## Task to carry out
Find the lines that include the string "feather" and report how many there are. Give no other text.

(Stored data)

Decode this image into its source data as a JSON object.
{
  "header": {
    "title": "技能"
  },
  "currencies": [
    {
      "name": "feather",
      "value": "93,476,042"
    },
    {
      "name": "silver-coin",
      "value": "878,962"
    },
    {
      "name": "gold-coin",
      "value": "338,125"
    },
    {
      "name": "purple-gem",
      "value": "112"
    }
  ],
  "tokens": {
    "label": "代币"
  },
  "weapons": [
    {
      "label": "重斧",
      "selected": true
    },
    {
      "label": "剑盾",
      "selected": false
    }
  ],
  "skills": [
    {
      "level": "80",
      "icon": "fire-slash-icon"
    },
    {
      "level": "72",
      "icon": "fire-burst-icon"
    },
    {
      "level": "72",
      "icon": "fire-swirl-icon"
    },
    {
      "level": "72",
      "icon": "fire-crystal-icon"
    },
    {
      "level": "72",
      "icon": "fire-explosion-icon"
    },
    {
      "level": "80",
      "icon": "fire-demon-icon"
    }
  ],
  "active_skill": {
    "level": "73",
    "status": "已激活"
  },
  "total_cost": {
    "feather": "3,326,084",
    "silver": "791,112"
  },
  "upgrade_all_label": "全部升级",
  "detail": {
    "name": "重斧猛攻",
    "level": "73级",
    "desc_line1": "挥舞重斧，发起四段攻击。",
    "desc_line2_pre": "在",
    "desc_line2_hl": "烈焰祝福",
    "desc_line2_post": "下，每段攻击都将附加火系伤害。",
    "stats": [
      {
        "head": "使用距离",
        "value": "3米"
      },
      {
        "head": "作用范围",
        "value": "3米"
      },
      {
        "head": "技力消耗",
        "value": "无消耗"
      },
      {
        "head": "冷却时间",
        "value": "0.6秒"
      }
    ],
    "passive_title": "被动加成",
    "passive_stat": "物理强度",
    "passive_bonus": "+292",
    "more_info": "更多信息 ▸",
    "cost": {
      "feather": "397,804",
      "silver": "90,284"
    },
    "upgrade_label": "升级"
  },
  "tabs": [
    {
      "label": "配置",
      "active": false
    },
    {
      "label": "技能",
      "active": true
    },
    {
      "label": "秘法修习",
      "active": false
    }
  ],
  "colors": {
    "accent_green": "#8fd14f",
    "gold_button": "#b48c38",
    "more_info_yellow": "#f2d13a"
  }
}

## Expected output
3